## START DATA FOR THE TASK

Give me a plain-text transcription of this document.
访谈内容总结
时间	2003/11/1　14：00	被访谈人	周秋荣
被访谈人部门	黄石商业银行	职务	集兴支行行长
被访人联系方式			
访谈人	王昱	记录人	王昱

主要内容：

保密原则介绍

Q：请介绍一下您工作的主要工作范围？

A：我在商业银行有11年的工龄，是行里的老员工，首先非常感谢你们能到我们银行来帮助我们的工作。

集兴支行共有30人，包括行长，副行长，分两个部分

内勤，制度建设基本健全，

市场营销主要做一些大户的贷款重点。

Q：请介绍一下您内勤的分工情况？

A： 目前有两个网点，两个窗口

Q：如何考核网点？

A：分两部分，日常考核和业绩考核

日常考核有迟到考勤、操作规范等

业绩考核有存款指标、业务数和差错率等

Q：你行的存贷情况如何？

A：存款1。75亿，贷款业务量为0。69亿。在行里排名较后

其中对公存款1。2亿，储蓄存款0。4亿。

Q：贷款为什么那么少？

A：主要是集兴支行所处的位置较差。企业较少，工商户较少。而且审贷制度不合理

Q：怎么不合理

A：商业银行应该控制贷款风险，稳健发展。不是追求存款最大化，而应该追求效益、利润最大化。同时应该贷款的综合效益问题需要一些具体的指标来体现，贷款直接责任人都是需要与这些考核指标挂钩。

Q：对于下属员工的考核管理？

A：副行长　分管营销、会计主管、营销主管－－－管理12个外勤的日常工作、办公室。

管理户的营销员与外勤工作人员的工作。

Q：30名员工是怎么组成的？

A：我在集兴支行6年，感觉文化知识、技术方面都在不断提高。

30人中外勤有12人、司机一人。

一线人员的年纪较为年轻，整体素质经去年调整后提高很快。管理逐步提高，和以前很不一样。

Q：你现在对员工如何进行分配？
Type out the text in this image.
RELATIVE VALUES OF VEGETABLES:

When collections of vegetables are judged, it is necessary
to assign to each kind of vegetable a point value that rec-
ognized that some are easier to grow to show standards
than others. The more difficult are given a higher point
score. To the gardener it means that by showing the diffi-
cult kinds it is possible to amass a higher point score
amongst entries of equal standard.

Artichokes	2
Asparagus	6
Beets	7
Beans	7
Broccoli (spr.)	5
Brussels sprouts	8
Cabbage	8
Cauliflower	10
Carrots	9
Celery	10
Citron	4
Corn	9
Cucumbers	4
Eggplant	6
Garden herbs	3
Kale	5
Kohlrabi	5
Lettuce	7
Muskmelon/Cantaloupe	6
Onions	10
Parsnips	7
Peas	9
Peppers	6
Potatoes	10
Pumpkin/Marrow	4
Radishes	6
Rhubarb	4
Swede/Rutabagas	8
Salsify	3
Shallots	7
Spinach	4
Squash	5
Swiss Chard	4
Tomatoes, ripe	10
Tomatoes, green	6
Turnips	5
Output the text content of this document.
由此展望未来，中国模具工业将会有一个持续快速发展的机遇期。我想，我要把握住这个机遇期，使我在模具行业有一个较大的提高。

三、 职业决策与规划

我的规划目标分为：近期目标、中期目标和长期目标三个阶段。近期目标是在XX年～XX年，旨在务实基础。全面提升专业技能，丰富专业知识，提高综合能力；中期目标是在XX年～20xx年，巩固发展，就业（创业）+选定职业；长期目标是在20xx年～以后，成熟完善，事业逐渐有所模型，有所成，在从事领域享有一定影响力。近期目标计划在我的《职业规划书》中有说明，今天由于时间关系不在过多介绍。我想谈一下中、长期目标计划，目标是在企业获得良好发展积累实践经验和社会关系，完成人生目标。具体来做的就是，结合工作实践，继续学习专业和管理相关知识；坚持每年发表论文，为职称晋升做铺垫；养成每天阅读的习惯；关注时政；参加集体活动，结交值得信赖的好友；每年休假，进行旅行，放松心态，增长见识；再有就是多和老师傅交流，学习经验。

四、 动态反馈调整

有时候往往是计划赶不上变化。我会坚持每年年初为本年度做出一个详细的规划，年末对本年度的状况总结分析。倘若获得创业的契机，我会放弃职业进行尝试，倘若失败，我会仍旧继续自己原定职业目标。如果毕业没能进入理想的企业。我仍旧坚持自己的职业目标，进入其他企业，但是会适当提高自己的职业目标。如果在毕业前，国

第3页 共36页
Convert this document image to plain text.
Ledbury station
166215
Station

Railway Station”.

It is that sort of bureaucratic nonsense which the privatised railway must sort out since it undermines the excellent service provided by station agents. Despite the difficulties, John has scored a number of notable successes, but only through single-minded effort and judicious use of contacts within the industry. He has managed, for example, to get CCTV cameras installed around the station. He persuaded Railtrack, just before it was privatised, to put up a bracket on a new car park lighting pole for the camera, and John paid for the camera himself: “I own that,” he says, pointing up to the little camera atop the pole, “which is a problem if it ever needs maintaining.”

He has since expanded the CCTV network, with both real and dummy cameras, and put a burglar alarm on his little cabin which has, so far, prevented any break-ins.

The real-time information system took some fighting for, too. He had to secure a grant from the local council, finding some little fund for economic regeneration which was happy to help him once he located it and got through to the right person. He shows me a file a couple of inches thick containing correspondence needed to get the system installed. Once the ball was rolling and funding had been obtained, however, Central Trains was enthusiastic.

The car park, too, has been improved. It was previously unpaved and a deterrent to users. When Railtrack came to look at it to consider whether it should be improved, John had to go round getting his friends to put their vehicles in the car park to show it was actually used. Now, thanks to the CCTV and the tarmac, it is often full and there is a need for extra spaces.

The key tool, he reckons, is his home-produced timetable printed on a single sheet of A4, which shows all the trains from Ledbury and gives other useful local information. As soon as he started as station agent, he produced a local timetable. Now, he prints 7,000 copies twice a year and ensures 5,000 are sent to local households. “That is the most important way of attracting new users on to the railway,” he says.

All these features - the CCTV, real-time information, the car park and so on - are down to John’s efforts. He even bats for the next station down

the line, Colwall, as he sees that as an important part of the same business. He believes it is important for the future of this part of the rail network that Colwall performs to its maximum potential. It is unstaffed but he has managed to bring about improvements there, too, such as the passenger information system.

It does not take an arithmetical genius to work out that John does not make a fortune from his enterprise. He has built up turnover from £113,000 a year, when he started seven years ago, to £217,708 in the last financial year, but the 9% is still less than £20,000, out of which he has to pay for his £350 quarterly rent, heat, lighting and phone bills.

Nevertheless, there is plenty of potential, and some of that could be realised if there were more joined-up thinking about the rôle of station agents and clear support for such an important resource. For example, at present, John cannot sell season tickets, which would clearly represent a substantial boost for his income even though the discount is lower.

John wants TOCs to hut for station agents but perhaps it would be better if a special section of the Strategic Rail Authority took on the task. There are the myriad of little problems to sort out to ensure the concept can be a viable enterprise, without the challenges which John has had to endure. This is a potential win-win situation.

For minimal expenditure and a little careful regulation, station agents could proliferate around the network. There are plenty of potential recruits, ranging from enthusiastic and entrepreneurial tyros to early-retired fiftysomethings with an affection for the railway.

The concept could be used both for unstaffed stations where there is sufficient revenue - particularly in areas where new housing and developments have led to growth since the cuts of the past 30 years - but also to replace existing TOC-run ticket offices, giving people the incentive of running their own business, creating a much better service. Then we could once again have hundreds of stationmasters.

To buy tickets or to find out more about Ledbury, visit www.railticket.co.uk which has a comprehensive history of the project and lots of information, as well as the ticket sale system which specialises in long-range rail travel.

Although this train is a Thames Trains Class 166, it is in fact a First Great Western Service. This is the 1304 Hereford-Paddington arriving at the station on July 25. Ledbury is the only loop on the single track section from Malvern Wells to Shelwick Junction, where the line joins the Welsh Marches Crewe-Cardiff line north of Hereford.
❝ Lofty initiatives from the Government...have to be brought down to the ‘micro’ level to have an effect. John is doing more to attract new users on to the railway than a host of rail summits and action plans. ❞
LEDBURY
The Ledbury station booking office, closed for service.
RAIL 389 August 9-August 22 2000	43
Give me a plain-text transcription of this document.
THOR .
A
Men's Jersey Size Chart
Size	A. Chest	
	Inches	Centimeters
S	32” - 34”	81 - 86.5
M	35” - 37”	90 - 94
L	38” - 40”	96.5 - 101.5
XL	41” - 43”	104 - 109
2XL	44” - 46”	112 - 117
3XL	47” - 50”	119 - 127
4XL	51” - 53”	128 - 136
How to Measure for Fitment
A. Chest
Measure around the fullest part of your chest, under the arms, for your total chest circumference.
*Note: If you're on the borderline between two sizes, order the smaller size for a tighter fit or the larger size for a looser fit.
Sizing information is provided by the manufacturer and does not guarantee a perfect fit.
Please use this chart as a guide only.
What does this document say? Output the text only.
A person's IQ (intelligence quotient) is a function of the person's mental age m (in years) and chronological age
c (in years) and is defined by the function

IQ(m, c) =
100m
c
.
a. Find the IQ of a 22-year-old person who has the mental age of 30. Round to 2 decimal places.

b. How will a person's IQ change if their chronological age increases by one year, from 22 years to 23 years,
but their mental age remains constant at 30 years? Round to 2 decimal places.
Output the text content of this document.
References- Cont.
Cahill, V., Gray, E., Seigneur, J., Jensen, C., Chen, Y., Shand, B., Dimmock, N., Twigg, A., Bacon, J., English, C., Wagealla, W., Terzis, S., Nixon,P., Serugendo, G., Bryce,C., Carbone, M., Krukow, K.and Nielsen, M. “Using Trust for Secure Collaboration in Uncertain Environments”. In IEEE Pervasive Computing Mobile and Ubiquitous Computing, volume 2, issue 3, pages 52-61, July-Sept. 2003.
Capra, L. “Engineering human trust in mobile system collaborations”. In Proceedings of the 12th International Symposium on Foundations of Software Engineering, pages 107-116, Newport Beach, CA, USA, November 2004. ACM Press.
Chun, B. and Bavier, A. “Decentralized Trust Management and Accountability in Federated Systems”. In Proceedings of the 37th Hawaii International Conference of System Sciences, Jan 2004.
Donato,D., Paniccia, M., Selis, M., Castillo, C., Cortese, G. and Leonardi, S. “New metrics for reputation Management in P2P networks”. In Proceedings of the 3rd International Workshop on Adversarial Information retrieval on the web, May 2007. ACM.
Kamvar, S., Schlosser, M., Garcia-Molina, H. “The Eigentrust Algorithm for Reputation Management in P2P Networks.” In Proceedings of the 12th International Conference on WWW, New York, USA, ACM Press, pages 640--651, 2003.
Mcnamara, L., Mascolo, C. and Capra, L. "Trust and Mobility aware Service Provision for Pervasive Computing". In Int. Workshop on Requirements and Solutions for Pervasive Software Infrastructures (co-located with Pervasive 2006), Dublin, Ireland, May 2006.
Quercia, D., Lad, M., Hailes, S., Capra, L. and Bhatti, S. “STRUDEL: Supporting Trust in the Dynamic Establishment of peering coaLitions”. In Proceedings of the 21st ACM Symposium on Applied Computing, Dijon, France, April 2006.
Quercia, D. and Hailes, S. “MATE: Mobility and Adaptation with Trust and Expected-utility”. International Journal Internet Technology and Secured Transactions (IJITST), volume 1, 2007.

## END DATA FOR THE TASK

### WHAT TO PRODUCE
Copy, from the material above, each line in which the string "text" occurs.

### WRITTEN ANSWER
Give me a plain-text transcription of this document.
Type out the text in this image.
Output the text content of this document.
Convert this document image to plain text.
Give me a plain-text transcription of this document.
What does this document say? Output the text only.
Output the text content of this document.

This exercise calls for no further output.